STATED GOAL: Below are some records. Say in a single number how many of their lines include the word "formales".

Records from a dataset:
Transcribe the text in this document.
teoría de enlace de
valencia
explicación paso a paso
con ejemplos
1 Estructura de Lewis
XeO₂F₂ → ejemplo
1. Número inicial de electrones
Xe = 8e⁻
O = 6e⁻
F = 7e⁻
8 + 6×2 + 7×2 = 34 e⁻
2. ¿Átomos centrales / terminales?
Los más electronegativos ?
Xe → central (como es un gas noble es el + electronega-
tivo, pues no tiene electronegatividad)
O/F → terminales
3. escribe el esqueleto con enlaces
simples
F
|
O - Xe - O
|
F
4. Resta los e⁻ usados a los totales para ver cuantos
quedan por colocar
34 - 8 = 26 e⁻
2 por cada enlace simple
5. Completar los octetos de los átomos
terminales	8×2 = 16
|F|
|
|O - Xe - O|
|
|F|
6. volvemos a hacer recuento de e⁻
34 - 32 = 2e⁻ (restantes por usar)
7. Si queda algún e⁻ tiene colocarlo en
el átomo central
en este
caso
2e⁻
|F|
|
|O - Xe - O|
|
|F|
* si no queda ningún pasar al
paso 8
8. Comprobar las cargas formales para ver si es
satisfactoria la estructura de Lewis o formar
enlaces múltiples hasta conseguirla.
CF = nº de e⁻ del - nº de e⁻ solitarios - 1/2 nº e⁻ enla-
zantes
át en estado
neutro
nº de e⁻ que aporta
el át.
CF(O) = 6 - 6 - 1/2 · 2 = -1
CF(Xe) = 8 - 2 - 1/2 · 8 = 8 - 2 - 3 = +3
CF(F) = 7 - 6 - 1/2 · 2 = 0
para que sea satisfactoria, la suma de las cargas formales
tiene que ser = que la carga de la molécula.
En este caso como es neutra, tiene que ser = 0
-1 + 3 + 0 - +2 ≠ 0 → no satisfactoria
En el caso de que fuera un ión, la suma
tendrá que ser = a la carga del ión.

SOLUTION: 2